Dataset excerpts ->
┌────────

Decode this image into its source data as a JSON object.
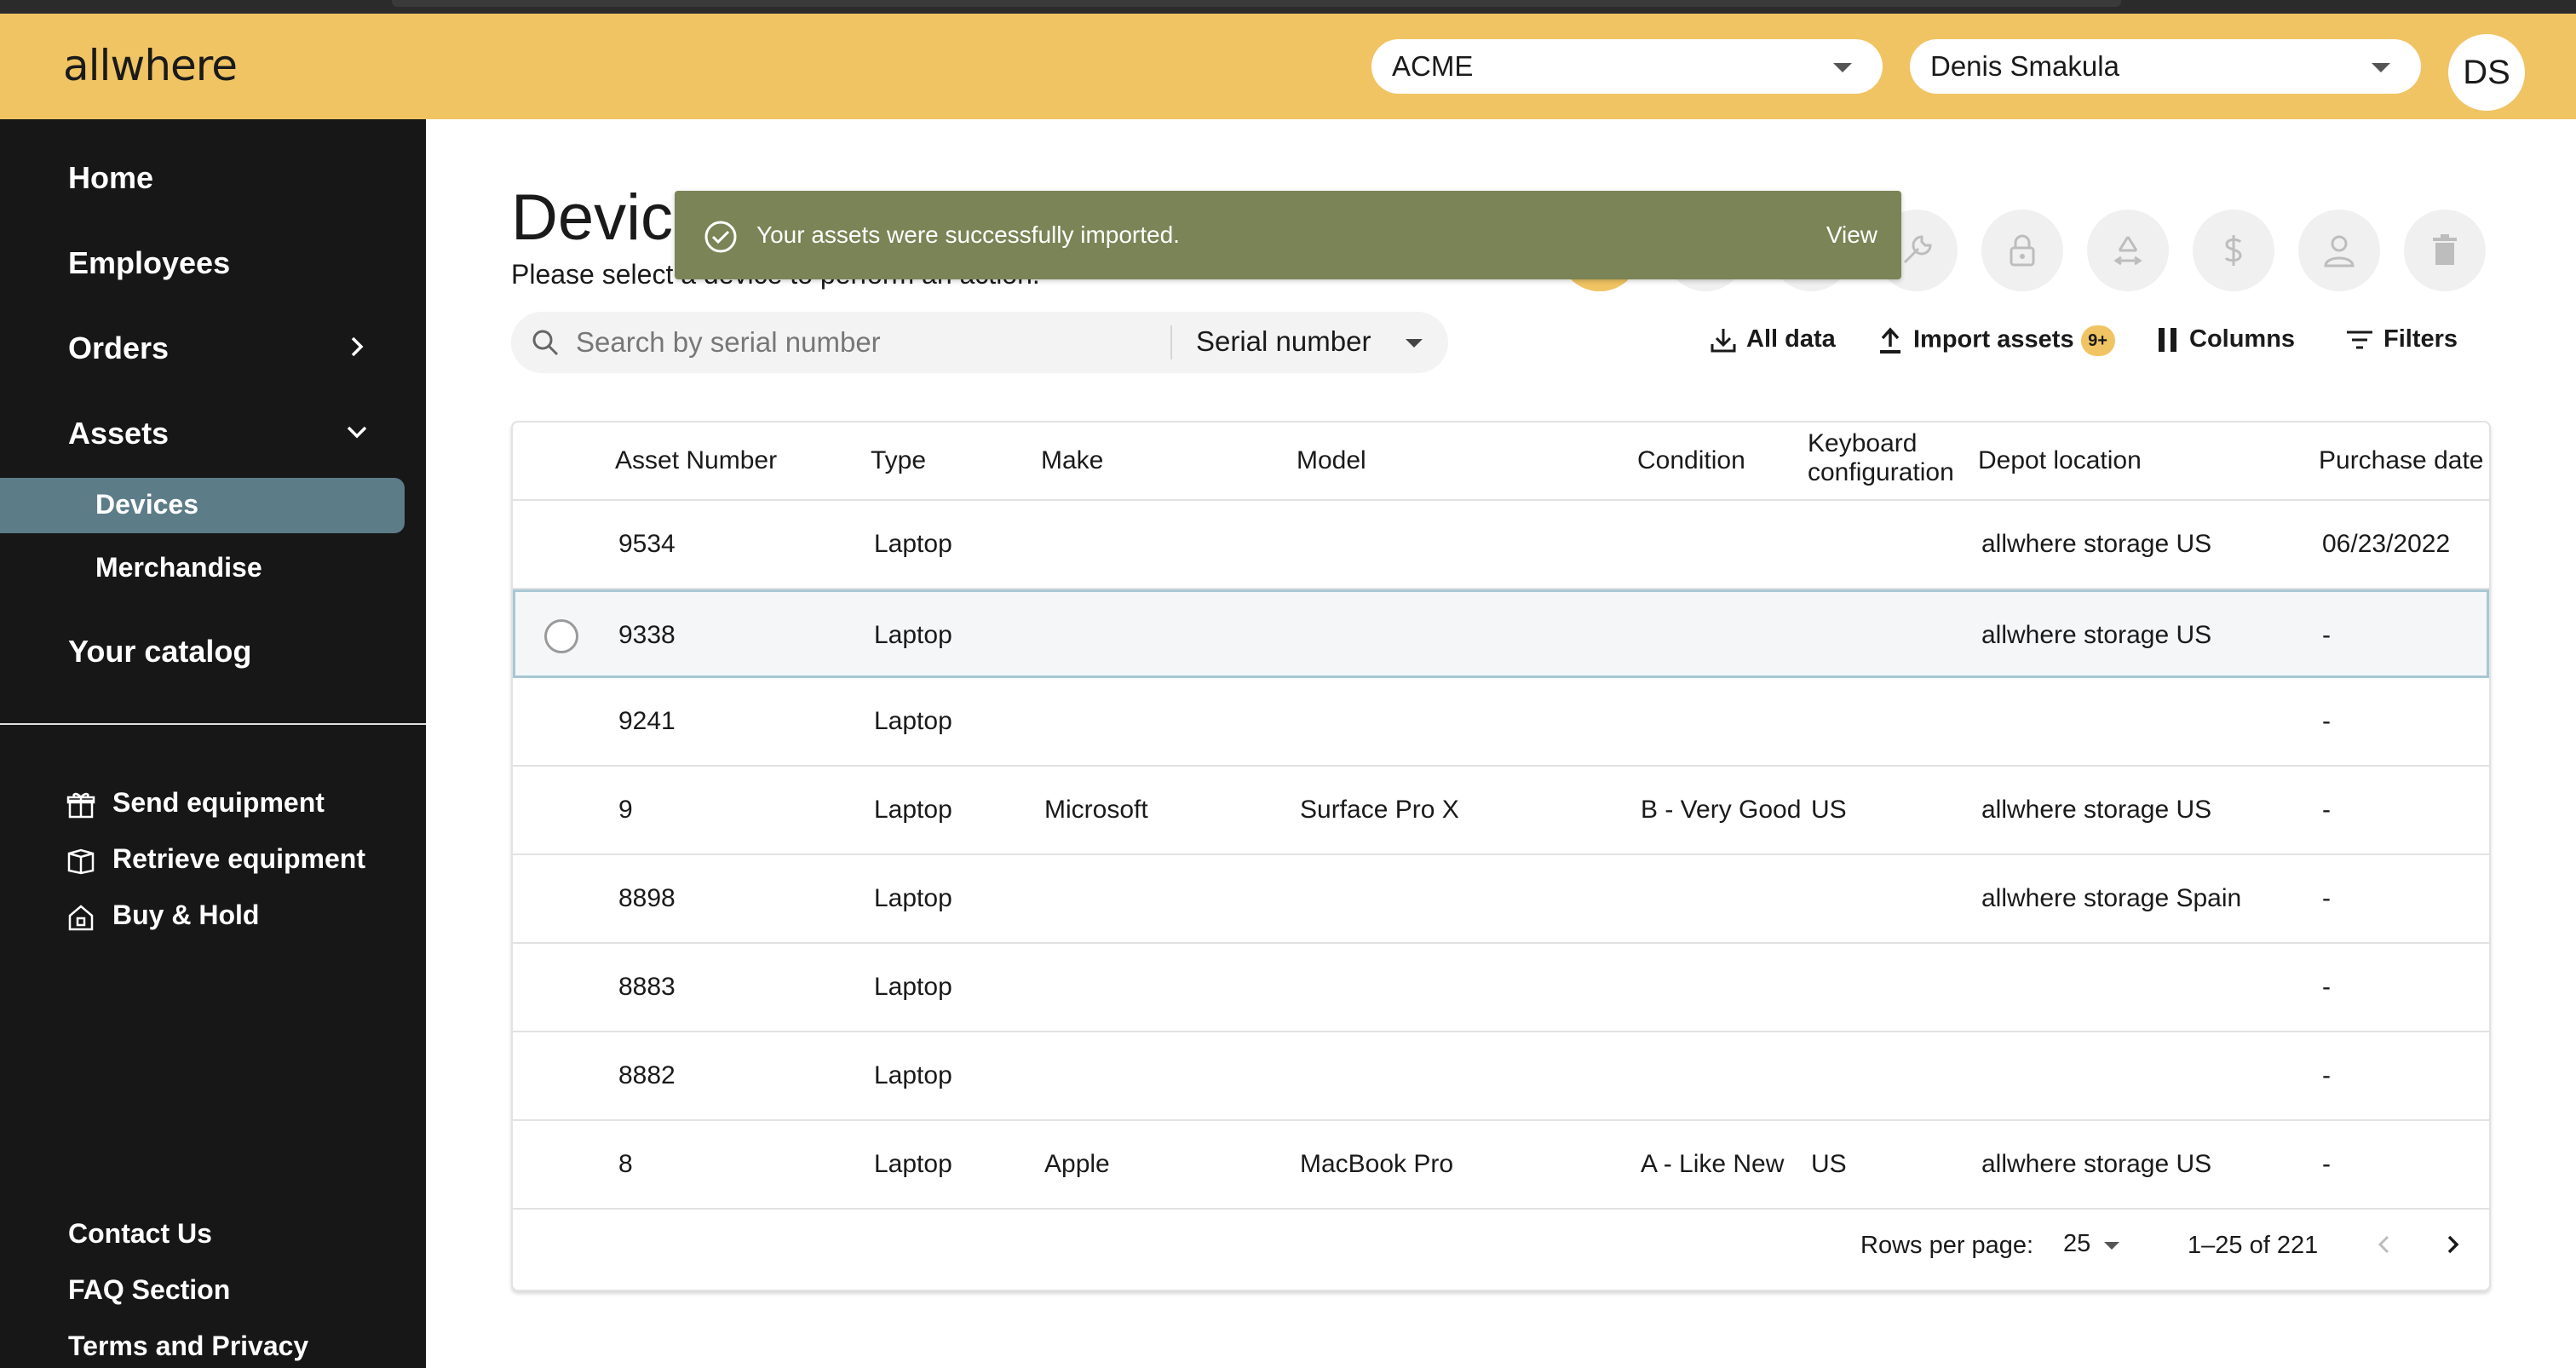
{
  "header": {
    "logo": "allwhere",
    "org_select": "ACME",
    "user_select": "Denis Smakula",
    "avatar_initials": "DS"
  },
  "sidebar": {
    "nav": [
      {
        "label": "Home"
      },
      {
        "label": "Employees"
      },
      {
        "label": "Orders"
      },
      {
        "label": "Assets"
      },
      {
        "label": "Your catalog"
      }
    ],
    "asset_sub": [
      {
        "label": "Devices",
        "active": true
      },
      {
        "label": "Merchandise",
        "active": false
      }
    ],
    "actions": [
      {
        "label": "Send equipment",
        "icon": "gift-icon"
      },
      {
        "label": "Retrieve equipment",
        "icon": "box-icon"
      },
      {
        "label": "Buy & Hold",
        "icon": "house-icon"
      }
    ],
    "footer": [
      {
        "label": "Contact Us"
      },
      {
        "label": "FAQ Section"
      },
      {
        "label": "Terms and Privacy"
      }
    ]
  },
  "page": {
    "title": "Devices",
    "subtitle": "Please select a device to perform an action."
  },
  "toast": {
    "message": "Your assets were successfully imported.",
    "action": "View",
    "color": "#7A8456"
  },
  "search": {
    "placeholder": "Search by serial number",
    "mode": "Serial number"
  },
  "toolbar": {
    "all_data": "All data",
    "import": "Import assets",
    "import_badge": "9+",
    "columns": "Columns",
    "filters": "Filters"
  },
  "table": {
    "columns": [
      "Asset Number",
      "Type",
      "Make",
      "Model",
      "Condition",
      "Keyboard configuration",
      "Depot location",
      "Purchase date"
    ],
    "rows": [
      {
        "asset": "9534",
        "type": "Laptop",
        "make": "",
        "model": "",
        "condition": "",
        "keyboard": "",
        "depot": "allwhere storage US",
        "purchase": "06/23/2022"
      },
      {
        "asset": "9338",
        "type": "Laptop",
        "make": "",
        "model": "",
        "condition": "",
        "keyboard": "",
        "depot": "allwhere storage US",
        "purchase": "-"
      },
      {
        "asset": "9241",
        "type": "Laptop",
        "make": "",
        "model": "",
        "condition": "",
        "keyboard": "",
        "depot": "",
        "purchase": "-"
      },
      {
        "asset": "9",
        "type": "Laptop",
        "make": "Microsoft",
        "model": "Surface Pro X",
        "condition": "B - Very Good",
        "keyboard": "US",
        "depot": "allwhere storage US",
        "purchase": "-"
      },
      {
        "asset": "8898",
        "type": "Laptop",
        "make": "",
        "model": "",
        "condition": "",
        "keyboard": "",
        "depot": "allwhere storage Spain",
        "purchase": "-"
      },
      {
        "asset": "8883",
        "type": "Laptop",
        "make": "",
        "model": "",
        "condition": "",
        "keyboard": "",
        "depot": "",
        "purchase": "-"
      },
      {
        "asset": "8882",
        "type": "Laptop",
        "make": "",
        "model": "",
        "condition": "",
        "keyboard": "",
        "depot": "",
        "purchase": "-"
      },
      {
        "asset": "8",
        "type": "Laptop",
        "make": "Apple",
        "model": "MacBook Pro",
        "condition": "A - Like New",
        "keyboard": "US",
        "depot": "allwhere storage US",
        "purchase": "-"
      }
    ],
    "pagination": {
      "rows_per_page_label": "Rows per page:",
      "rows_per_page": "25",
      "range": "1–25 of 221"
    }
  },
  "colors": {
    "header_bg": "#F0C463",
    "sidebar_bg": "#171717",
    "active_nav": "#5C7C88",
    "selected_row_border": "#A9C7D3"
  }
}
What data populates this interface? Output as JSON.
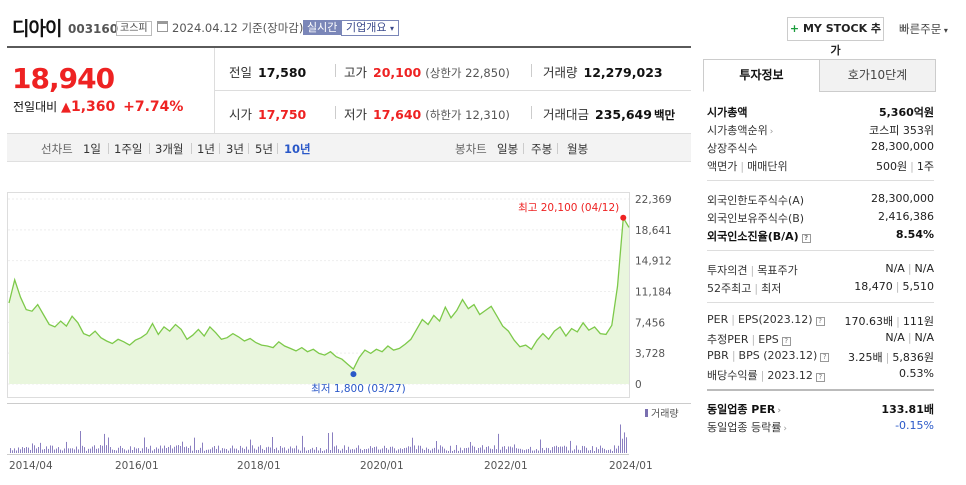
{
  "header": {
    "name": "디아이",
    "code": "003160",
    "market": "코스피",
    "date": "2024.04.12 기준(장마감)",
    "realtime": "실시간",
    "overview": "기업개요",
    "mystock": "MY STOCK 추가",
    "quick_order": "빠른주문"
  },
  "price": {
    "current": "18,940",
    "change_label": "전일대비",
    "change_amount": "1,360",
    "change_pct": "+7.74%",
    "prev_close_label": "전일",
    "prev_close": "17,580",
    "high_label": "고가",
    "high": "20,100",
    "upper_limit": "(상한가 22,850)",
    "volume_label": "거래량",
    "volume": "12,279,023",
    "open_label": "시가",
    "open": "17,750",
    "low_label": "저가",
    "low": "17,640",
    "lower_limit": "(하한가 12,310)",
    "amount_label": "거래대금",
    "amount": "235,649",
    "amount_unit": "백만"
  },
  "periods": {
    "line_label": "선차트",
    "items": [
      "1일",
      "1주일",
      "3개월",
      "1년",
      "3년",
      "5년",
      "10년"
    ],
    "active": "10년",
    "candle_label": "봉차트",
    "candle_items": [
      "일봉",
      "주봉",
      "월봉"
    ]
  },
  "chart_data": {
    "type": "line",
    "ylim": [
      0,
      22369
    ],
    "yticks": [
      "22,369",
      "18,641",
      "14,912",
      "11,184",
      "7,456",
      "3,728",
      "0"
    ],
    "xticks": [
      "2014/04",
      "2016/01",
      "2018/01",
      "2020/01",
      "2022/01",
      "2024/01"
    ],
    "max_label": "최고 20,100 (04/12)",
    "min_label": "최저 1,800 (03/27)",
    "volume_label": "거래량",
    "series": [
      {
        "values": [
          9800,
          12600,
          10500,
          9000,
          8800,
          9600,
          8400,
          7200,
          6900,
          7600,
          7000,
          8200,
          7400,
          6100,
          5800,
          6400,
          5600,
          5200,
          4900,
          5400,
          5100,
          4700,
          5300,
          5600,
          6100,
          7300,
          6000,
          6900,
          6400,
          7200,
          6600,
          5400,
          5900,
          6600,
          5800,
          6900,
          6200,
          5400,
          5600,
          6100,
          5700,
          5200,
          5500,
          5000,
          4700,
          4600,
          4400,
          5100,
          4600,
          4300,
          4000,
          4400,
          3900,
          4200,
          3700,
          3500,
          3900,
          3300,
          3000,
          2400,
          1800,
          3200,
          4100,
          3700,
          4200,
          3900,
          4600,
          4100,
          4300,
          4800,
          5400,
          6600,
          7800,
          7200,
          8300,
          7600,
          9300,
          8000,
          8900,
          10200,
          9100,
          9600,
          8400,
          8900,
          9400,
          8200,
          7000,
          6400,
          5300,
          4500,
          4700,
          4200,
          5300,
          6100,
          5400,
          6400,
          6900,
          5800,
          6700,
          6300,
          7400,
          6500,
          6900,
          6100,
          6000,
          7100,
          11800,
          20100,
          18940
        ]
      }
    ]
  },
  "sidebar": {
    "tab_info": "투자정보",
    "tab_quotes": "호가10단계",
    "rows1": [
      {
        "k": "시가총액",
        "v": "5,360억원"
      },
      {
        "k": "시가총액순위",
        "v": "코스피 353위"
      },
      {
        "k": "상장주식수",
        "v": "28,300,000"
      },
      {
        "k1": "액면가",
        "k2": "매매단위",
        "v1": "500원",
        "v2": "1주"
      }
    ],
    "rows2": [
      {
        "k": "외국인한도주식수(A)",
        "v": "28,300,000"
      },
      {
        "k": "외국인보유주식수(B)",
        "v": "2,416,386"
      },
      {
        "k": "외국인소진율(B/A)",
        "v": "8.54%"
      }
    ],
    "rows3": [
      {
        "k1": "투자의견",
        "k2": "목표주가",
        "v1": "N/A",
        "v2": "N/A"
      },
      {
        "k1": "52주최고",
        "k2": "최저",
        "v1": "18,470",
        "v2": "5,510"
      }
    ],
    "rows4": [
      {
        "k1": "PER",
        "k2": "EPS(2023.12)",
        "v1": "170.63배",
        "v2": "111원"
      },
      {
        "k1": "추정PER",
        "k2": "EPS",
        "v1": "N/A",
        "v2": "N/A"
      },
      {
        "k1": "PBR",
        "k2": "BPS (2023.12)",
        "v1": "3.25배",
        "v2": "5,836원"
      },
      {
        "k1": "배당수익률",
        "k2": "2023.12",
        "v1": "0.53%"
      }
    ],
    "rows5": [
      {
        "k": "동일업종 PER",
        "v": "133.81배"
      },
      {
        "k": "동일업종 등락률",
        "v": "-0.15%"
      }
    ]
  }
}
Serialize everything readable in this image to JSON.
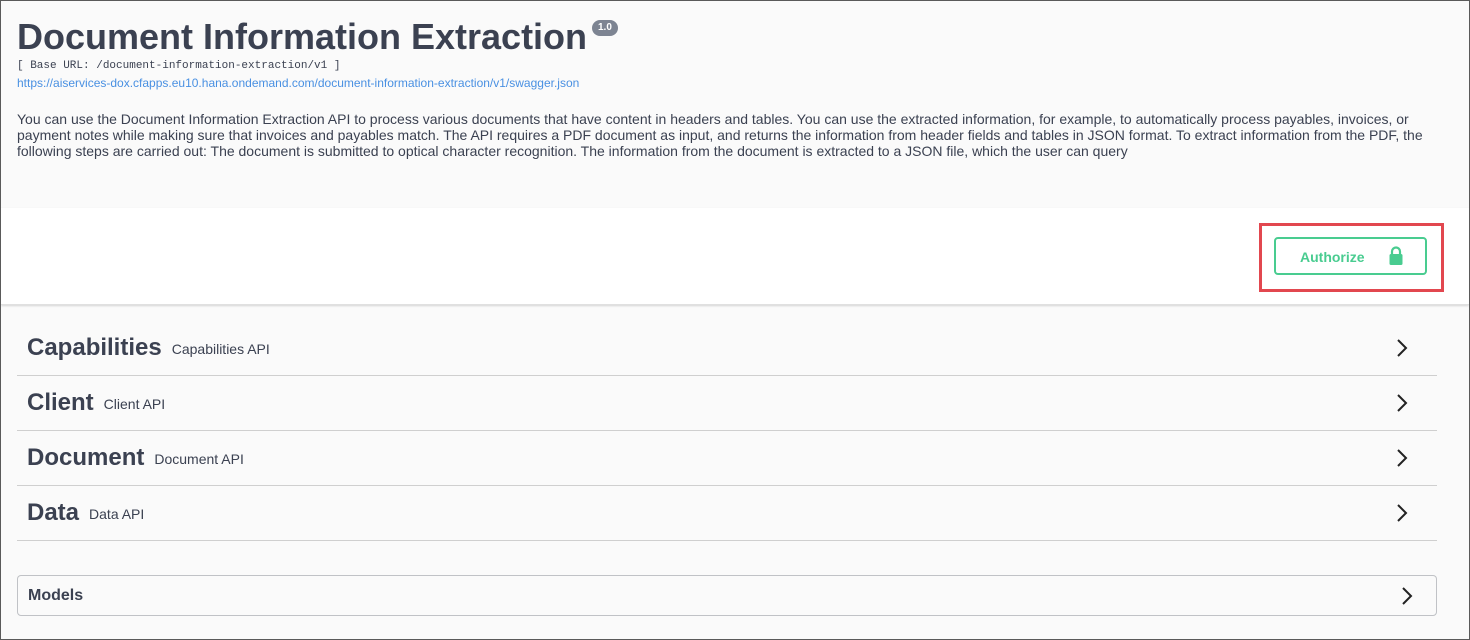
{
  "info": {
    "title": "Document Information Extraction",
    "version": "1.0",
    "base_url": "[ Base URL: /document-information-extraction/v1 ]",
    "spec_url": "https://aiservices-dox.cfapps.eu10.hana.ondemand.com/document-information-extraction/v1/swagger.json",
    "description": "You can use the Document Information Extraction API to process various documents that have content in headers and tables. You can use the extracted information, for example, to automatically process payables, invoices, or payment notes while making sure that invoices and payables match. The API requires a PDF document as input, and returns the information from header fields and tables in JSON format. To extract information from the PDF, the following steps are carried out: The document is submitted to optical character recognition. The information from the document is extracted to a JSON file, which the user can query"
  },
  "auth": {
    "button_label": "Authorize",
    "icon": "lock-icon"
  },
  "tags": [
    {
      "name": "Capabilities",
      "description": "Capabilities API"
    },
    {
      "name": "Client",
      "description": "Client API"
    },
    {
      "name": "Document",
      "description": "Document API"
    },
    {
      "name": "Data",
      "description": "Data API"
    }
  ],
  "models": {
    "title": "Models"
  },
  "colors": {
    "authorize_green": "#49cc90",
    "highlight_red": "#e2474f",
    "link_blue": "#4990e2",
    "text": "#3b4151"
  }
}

└────────

The request ->
Extract each line holding the word "this" from the records.

Full answer ->
Decode this image into its source data as a JSON object.
What data populates this interface? Output as JSON.
Serialize everything readable in this image to JSON.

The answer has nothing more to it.